→ **Work required**: Without further comment, state how many lines in the listing below contain the word "woman".

»»

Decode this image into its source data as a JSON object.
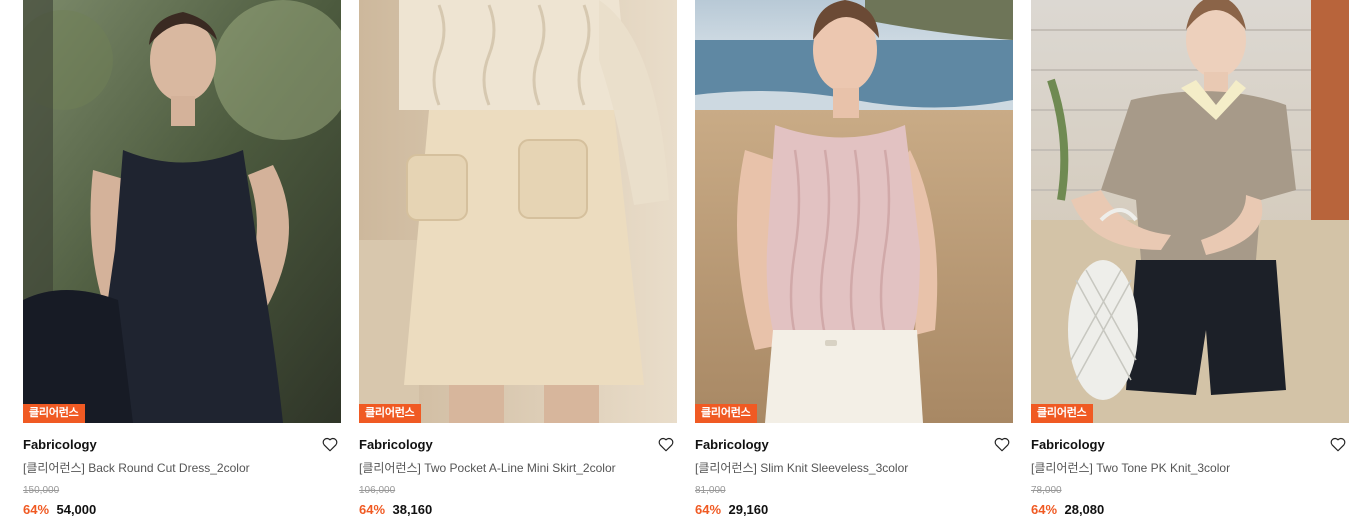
{
  "products": [
    {
      "image_desc": "woman in navy sleeveless dress",
      "badge": "클리어런스",
      "brand": "Fabricology",
      "name": "[클리어런스] Back Round Cut Dress_2color",
      "original_price": "150,000",
      "discount": "64%",
      "price": "54,000"
    },
    {
      "image_desc": "cream A-line mini skirt with pockets",
      "badge": "클리어런스",
      "brand": "Fabricology",
      "name": "[클리어런스] Two Pocket A-Line Mini Skirt_2color",
      "original_price": "106,000",
      "discount": "64%",
      "price": "38,160"
    },
    {
      "image_desc": "woman in pink cable knit sleeveless top at beach",
      "badge": "클리어런스",
      "brand": "Fabricology",
      "name": "[클리어런스] Slim Knit Sleeveless_3color",
      "original_price": "81,000",
      "discount": "64%",
      "price": "29,160"
    },
    {
      "image_desc": "woman in taupe PK knit top holding white bag",
      "badge": "클리어런스",
      "brand": "Fabricology",
      "name": "[클리어런스] Two Tone PK Knit_3color",
      "original_price": "78,000",
      "discount": "64%",
      "price": "28,080"
    }
  ],
  "colors": {
    "accent": "#f05a23",
    "text": "#111111",
    "muted": "#999999"
  },
  "icons": {
    "wishlist": "heart-outline-icon"
  }
}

««

→ **Output below**: 3